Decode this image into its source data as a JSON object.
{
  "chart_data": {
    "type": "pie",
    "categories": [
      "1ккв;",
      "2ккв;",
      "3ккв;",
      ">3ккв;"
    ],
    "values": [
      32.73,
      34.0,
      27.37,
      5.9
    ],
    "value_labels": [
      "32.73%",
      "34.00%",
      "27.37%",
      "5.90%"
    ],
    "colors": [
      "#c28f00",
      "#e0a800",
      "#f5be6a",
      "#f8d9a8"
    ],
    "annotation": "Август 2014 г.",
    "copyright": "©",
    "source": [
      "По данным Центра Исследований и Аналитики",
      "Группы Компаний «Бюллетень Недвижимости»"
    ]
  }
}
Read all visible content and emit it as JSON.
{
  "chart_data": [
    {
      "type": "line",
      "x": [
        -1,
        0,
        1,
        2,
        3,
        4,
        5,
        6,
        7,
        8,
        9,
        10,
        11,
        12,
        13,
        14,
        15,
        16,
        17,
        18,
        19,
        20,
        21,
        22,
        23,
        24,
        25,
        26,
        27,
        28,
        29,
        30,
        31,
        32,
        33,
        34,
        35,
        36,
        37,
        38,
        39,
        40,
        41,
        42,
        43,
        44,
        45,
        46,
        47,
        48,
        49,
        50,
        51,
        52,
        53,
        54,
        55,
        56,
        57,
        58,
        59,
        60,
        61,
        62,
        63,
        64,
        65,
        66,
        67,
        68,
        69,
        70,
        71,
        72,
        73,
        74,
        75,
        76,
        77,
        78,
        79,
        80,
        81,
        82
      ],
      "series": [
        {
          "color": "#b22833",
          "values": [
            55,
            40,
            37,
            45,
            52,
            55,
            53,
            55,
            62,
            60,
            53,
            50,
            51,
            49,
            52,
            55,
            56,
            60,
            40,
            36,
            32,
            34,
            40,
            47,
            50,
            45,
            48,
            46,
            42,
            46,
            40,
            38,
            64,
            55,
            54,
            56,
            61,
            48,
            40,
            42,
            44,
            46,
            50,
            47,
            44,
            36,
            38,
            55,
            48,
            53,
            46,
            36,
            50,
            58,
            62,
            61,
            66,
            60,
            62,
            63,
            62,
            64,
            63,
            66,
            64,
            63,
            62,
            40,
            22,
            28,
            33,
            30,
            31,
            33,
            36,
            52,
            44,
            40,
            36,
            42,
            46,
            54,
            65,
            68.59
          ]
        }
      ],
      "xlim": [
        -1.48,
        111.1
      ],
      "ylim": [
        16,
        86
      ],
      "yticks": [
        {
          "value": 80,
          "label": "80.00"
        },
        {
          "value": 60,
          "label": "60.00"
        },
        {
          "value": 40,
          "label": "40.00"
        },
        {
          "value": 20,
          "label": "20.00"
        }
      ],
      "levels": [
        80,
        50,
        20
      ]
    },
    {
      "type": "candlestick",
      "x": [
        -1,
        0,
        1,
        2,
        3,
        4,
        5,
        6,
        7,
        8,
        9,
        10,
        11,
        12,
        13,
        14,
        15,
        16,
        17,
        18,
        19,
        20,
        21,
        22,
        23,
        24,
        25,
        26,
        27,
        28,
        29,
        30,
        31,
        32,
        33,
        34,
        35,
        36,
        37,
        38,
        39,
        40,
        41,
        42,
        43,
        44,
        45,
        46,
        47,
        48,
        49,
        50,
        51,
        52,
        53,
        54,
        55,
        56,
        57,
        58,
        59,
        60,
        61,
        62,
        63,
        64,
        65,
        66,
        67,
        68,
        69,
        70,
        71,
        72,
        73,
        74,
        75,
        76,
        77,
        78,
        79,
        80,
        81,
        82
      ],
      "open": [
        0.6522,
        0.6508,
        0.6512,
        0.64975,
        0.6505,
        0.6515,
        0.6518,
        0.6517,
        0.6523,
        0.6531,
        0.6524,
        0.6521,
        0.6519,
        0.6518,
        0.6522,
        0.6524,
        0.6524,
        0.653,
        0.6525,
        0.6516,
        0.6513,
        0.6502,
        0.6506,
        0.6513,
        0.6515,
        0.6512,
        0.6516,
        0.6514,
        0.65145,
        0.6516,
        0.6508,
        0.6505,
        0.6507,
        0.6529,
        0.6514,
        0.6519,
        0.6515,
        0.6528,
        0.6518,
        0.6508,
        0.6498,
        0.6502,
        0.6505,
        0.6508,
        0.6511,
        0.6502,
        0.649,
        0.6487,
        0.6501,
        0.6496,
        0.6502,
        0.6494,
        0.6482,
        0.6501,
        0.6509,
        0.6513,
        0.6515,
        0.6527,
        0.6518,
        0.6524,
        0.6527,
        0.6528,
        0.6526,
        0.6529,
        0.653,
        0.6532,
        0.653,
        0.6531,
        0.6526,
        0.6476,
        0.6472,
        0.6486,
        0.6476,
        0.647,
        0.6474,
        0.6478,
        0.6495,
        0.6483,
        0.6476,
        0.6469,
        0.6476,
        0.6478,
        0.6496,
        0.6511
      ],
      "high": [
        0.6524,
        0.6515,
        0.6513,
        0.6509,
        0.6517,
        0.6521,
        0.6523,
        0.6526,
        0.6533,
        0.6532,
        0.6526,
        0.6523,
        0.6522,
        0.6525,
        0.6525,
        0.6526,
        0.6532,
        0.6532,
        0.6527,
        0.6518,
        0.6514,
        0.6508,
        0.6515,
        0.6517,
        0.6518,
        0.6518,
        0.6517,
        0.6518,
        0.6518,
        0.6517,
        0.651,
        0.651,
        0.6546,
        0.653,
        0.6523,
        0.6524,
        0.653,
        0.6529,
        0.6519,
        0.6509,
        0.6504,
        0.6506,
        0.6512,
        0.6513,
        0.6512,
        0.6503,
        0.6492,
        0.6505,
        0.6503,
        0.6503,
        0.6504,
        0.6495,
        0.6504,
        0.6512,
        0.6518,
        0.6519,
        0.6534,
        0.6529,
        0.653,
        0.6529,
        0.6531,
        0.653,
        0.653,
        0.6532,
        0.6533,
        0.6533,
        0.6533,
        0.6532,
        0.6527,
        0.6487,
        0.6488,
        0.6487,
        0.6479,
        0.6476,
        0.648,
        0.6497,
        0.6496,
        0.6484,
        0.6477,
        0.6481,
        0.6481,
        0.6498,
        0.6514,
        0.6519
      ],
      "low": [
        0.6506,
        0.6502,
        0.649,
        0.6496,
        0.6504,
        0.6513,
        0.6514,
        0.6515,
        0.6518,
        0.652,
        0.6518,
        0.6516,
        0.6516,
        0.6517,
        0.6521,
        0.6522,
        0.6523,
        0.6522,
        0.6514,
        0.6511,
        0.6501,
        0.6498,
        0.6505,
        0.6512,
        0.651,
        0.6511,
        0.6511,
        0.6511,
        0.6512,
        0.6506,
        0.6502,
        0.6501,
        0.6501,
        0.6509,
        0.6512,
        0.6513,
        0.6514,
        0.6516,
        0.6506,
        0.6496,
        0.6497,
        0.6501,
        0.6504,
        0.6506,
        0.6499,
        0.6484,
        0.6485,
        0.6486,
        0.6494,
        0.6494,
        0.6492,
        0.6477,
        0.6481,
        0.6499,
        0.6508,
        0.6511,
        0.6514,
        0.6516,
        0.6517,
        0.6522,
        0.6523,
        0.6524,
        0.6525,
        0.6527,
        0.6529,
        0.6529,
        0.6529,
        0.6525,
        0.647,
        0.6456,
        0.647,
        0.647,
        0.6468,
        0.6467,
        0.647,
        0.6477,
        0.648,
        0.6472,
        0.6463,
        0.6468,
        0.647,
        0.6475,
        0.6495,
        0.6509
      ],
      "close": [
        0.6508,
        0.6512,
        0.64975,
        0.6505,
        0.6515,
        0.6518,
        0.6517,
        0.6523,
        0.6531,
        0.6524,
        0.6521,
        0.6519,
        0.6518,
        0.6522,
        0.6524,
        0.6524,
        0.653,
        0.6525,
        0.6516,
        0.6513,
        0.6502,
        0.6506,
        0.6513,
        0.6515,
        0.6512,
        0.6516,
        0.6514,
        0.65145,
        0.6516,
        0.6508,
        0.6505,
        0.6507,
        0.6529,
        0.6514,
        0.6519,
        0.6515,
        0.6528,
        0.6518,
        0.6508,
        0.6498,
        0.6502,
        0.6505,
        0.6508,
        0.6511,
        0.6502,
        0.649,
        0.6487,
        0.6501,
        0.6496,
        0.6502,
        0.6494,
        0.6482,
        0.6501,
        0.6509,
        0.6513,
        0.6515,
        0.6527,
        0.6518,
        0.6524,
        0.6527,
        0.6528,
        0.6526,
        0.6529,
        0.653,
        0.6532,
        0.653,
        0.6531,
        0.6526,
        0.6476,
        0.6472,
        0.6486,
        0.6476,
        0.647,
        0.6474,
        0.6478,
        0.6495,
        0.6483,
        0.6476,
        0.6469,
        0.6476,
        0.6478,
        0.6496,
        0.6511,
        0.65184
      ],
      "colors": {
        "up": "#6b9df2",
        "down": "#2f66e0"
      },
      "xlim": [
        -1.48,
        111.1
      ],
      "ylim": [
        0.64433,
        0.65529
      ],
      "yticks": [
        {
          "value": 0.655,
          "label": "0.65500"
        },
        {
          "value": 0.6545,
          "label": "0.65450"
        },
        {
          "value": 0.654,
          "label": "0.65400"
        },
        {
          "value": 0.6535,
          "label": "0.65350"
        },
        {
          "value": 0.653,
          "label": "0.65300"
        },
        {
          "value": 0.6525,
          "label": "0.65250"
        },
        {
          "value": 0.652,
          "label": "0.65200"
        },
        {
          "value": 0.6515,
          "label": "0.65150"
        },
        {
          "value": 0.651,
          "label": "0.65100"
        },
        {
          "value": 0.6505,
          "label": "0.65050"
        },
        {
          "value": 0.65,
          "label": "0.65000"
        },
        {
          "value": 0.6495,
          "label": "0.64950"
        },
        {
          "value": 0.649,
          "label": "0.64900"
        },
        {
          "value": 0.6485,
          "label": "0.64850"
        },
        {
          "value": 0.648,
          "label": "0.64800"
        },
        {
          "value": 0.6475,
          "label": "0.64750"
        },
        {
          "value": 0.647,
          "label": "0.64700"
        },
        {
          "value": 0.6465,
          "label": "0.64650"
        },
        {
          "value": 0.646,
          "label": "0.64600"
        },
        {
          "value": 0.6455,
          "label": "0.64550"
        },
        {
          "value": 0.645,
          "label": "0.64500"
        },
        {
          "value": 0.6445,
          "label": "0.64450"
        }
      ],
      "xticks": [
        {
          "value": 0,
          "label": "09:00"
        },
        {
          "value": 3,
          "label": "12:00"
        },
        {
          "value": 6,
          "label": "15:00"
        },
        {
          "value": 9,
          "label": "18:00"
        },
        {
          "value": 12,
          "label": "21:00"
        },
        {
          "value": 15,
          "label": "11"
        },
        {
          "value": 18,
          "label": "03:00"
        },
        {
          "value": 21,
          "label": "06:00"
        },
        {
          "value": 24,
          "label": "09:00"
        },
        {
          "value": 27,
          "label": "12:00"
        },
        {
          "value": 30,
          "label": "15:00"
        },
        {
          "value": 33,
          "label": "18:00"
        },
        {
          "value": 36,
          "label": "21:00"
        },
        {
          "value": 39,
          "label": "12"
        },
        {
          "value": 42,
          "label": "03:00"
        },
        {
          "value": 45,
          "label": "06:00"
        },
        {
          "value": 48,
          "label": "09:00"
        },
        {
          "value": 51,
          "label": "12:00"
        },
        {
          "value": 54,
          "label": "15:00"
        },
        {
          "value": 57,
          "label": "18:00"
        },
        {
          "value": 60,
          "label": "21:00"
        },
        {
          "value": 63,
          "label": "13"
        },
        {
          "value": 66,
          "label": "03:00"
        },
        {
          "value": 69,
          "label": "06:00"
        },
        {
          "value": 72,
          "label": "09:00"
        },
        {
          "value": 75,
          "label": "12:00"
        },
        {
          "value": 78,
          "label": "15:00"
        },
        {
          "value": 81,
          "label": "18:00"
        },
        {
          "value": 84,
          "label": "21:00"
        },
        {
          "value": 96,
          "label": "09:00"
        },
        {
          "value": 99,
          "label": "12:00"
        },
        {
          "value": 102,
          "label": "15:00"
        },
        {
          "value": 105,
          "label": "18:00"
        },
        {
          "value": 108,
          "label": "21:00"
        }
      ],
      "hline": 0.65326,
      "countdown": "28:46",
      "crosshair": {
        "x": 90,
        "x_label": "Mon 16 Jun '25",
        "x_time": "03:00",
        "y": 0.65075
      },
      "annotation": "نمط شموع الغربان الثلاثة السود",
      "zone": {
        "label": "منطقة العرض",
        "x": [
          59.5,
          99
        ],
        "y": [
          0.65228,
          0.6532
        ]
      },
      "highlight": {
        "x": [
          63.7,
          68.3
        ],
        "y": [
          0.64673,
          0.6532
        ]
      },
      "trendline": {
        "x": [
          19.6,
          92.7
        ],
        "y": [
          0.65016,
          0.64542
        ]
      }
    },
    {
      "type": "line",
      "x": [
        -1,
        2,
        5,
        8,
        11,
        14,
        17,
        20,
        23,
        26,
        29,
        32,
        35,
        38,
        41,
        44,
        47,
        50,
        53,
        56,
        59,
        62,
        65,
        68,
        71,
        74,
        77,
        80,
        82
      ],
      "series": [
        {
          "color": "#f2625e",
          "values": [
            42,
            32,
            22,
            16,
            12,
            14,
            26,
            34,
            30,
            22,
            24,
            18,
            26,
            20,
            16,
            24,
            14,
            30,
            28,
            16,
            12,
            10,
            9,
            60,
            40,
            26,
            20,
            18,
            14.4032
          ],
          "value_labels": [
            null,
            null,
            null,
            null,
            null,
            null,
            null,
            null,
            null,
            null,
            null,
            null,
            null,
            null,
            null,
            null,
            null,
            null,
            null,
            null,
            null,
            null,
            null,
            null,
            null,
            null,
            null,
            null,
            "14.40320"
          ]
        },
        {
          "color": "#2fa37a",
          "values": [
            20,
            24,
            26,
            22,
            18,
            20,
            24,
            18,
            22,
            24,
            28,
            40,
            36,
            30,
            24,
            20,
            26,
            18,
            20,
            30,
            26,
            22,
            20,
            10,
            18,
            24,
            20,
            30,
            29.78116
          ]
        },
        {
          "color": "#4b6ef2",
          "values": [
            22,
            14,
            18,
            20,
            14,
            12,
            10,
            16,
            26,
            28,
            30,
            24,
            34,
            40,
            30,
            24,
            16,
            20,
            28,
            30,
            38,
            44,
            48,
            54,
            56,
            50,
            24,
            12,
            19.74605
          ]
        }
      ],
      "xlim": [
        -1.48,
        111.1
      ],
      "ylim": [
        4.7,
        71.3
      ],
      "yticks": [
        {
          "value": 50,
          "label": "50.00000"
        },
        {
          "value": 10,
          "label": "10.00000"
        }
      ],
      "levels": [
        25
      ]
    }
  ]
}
+ + + + +
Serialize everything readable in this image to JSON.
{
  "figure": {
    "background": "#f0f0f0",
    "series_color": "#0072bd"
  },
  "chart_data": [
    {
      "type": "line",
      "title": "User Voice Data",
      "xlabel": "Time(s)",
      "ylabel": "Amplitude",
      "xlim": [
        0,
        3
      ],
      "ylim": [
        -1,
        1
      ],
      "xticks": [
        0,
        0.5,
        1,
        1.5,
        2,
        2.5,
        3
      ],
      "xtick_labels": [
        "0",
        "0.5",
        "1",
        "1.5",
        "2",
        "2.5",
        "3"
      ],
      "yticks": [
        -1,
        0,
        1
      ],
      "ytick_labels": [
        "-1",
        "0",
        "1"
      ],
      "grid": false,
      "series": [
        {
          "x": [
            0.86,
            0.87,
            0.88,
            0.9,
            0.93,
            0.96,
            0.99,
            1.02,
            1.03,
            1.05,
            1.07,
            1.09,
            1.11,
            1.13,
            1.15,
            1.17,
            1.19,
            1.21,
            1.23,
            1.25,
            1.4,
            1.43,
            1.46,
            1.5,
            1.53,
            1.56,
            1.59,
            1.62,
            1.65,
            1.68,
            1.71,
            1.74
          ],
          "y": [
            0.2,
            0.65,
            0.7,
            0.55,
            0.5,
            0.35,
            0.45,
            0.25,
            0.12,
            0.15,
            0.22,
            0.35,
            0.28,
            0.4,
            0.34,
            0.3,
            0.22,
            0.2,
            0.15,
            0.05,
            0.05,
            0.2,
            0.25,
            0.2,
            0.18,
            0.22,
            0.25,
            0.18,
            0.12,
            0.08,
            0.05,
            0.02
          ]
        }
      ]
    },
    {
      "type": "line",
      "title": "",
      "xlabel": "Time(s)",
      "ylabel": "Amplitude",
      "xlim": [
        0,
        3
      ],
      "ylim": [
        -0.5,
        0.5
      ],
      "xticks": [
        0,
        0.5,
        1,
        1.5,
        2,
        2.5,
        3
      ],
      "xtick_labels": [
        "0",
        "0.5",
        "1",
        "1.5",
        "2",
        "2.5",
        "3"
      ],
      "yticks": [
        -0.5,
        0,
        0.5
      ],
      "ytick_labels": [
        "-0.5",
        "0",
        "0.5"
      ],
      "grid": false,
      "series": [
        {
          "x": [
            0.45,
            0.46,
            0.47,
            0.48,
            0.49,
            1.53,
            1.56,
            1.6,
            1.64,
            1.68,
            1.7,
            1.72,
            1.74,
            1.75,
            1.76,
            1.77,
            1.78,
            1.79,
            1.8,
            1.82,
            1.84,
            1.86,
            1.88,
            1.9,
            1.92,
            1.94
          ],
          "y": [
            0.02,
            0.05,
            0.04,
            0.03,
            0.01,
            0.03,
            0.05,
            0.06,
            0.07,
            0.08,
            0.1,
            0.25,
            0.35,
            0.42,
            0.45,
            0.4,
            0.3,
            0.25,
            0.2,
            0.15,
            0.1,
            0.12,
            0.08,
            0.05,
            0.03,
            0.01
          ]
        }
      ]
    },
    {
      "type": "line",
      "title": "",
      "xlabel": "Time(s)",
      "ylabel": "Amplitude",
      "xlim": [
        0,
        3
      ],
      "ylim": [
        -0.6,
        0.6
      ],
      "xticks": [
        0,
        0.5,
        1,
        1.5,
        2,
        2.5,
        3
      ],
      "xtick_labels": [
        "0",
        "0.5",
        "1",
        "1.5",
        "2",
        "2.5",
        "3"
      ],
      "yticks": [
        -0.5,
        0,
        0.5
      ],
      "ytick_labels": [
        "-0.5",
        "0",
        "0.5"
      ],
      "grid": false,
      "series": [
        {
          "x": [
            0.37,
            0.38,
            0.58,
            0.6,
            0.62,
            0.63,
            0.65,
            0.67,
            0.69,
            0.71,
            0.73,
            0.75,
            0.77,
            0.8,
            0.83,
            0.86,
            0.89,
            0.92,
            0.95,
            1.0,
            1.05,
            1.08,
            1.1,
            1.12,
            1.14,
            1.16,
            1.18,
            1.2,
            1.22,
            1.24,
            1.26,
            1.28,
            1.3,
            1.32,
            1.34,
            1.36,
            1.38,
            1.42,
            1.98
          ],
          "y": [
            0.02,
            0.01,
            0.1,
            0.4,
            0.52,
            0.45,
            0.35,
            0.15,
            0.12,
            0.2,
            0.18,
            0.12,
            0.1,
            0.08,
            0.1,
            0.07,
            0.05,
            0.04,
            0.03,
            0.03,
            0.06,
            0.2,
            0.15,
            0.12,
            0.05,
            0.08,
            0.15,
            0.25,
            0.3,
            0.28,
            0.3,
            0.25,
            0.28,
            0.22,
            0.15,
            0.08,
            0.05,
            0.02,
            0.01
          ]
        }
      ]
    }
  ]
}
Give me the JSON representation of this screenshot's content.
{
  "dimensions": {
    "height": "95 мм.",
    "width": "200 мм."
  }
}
+ + + + +
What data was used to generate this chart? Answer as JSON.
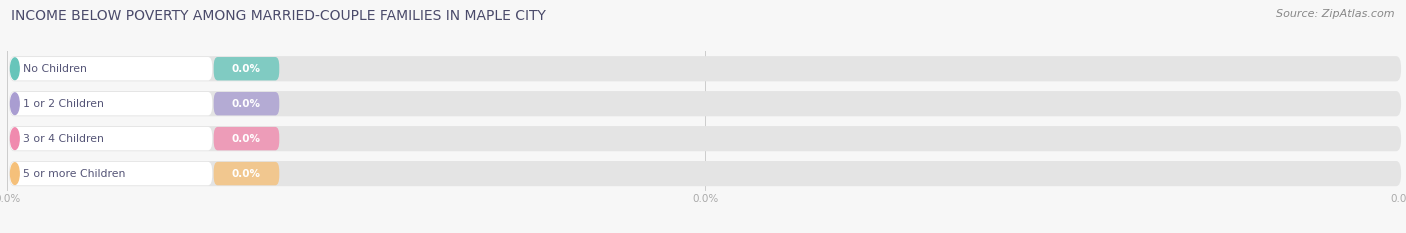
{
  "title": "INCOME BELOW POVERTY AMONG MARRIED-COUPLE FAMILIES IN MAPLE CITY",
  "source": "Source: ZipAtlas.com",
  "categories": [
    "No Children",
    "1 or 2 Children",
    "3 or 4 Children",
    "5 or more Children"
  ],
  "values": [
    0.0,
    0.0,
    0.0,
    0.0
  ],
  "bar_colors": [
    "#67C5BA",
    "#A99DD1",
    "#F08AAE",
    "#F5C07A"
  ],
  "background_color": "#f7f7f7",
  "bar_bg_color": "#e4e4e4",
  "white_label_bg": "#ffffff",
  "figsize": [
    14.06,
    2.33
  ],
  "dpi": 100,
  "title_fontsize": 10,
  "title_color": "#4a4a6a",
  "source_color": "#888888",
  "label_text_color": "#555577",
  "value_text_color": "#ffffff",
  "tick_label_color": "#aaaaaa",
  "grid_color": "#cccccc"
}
+ + + + +
Return all lines containing "Children".

    "No Children",
    "1 or 2 Children",
    "3 or 4 Children",
    "5 or more Children"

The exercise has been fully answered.